Written exercise — Wherever the string "color" appears in the listing, copy that line.

(Lines of data)
+===+
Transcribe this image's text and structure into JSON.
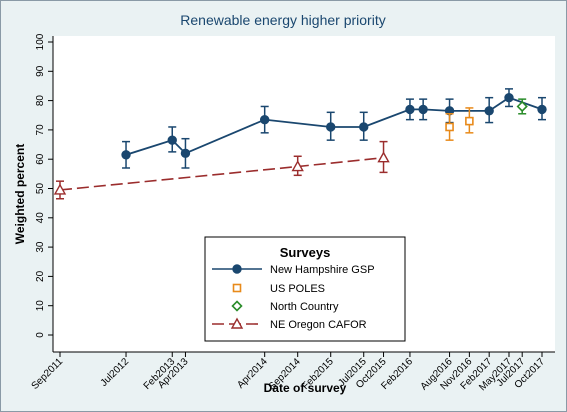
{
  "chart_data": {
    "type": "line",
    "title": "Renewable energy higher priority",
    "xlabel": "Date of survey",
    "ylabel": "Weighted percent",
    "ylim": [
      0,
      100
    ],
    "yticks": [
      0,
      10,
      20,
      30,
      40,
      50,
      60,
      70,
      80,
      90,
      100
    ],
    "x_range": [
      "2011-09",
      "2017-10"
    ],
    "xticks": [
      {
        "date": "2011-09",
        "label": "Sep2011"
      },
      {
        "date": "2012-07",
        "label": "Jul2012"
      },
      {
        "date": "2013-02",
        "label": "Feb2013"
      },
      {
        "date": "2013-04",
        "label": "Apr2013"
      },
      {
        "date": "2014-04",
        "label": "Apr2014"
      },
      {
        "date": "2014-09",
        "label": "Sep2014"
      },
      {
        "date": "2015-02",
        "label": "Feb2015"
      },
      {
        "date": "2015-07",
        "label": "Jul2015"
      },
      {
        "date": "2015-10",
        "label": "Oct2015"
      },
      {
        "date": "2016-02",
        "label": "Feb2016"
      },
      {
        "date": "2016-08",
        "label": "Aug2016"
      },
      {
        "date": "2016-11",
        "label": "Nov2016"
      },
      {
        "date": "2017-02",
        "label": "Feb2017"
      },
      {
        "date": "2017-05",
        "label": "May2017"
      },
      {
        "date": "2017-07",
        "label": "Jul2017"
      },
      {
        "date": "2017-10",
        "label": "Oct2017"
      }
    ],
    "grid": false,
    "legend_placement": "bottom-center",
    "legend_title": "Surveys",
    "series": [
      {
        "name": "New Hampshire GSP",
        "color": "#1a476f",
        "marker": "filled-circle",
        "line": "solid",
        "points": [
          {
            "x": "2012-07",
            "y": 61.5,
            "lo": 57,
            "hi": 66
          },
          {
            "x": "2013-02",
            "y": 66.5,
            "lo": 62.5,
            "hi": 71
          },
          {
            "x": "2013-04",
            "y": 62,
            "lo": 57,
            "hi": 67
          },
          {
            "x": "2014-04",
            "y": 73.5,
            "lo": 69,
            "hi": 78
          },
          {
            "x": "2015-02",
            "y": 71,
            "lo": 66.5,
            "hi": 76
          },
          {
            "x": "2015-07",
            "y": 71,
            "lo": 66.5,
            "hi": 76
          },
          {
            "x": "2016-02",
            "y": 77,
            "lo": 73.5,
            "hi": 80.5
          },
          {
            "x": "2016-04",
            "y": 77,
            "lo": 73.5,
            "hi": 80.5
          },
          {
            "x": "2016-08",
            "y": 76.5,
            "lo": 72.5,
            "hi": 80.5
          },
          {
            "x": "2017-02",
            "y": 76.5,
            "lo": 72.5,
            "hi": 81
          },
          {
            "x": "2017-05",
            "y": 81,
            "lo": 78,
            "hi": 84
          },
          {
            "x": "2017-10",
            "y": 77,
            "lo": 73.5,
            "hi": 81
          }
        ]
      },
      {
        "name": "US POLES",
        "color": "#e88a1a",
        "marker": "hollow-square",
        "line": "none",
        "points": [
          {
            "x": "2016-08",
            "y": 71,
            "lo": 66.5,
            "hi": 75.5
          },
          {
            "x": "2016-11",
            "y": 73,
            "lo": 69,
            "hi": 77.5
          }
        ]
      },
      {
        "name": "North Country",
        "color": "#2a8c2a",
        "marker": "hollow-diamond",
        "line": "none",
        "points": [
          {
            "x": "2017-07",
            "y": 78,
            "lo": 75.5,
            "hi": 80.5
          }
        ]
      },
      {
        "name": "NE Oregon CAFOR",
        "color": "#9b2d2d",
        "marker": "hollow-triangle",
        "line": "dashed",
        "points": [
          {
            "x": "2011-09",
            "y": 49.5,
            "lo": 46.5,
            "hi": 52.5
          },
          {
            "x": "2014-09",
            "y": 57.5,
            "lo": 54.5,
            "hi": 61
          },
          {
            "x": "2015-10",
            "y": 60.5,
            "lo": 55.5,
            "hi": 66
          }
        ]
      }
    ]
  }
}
+===+
Task result —
        "color": "#1a476f",
        "color": "#e88a1a",
        "color": "#2a8c2a",
        "color": "#9b2d2d",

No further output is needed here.